Reproduce verbatim the lines of the data below, beginning with the first line and ending after the line that contains "delivery-datetime-row: Дата и".

--- start SUPPLIED DATA ---

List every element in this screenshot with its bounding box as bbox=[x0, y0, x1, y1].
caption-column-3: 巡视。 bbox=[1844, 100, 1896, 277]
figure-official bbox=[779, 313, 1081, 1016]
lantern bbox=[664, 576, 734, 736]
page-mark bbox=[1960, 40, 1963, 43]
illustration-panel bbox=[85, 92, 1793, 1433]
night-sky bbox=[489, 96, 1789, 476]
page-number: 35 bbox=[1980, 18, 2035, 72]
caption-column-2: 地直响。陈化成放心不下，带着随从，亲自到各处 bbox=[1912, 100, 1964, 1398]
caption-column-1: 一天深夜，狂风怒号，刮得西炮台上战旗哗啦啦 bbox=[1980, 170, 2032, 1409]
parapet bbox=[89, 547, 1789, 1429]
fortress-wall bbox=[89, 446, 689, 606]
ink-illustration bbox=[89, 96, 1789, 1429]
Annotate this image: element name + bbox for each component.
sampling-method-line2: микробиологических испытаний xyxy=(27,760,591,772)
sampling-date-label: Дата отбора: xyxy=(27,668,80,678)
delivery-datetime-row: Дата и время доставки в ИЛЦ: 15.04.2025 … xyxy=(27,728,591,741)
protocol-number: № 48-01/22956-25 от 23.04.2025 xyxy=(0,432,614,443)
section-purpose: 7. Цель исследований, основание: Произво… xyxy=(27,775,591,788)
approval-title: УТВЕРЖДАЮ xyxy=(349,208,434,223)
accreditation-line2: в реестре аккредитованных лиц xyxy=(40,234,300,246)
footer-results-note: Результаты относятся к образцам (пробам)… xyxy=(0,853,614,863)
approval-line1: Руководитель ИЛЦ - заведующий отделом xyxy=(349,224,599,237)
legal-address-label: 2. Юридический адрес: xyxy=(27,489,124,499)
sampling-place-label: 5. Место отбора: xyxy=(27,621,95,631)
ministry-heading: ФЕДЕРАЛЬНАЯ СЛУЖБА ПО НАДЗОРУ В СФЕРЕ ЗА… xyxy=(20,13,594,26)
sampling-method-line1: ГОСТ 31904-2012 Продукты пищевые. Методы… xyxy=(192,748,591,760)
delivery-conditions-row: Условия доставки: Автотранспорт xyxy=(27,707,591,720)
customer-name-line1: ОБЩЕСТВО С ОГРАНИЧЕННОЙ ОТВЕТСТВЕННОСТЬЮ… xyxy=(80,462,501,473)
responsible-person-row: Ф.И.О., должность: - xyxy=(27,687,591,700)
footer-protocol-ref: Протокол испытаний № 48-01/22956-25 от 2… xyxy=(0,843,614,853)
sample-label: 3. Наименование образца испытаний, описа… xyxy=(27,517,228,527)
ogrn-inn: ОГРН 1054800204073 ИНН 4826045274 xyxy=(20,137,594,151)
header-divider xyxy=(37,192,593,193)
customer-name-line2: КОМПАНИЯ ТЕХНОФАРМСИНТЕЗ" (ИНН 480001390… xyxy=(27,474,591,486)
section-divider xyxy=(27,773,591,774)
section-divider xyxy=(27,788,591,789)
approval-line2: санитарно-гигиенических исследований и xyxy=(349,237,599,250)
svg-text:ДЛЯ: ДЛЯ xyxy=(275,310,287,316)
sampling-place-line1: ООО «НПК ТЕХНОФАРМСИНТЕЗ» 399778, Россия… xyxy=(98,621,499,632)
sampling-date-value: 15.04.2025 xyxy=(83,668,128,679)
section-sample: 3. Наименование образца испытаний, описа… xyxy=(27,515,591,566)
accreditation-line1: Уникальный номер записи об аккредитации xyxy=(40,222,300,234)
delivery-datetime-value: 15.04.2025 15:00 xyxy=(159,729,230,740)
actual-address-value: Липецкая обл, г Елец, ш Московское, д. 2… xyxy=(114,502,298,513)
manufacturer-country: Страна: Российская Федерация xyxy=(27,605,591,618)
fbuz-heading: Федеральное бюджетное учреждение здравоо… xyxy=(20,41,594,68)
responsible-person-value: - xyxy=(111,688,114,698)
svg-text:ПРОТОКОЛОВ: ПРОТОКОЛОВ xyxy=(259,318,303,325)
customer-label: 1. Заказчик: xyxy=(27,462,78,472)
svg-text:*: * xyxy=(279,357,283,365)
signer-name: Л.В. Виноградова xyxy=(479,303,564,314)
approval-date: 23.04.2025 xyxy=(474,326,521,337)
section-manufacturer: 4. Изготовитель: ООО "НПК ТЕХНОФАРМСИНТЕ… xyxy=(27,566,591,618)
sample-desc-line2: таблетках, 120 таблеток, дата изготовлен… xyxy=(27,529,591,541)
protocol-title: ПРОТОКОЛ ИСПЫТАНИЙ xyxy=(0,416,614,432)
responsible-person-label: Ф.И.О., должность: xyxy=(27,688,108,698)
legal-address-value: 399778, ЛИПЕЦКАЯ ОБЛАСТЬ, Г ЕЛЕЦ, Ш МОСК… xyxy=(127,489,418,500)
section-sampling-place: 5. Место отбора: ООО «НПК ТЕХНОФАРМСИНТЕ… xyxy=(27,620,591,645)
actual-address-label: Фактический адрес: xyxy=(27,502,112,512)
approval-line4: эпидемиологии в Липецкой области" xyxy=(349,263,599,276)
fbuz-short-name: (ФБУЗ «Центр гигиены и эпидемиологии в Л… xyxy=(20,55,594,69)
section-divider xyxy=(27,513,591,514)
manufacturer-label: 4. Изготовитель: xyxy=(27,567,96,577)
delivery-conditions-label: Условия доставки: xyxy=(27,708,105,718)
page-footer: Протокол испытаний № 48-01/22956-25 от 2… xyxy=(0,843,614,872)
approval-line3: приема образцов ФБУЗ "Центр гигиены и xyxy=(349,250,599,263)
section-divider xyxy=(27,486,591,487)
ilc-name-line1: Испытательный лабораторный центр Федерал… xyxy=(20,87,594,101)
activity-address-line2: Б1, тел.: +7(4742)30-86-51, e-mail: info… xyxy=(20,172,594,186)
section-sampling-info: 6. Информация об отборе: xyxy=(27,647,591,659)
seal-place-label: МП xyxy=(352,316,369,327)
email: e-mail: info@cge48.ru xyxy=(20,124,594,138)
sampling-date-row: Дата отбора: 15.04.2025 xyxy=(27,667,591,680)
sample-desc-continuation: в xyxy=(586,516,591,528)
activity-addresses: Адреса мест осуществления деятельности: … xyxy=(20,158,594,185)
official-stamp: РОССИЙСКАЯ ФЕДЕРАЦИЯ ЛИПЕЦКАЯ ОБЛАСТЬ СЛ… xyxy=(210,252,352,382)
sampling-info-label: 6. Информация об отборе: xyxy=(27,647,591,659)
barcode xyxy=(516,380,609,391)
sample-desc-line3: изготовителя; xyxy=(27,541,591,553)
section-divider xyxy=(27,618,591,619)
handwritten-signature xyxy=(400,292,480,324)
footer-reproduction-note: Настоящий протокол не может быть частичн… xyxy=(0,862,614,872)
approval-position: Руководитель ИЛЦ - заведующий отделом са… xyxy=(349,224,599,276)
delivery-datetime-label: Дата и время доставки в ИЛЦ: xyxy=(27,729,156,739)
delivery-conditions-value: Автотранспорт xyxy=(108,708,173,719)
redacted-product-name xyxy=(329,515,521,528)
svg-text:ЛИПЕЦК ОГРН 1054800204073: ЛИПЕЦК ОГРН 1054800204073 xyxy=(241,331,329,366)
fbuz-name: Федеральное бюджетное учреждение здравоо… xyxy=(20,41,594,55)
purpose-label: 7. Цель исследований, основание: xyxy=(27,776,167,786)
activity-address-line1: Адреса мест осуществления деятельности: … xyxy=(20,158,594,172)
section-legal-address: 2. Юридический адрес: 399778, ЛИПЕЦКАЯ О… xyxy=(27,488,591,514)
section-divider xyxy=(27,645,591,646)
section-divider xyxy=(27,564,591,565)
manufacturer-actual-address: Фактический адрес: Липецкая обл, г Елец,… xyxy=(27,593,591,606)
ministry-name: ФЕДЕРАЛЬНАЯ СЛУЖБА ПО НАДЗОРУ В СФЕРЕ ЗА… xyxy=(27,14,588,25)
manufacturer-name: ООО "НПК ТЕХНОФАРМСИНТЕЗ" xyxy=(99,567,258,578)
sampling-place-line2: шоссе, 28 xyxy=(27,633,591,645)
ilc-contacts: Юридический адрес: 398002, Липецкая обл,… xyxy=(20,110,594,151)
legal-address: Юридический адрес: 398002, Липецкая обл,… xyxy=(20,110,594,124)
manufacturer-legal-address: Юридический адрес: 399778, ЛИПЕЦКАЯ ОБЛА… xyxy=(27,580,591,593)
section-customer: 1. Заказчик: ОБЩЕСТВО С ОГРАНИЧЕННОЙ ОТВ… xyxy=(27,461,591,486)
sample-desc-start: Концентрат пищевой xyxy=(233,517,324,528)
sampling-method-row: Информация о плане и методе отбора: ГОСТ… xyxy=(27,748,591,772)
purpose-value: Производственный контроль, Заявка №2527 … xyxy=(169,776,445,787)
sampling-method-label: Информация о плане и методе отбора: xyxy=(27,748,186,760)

--- end SUPPLIED DATA ---

# FULL SOLUTION
List every element in this screenshot with its bounding box as bbox=[x0, y0, x1, y1].
caption-column-3: 巡视。 bbox=[1844, 100, 1896, 277]
figure-official bbox=[779, 313, 1081, 1016]
lantern bbox=[664, 576, 734, 736]
page-mark bbox=[1960, 40, 1963, 43]
illustration-panel bbox=[85, 92, 1793, 1433]
night-sky bbox=[489, 96, 1789, 476]
page-number: 35 bbox=[1980, 18, 2035, 72]
caption-column-2: 地直响。陈化成放心不下，带着随从，亲自到各处 bbox=[1912, 100, 1964, 1398]
caption-column-1: 一天深夜，狂风怒号，刮得西炮台上战旗哗啦啦 bbox=[1980, 170, 2032, 1409]
parapet bbox=[89, 547, 1789, 1429]
fortress-wall bbox=[89, 446, 689, 606]
ink-illustration bbox=[89, 96, 1789, 1429]
Annotate this image: element name + bbox for each component.
sampling-method-line2: микробиологических испытаний xyxy=(27,760,591,772)
sampling-date-label: Дата отбора: xyxy=(27,668,80,678)
delivery-datetime-row: Дата и время доставки в ИЛЦ: 15.04.2025 … xyxy=(27,728,591,741)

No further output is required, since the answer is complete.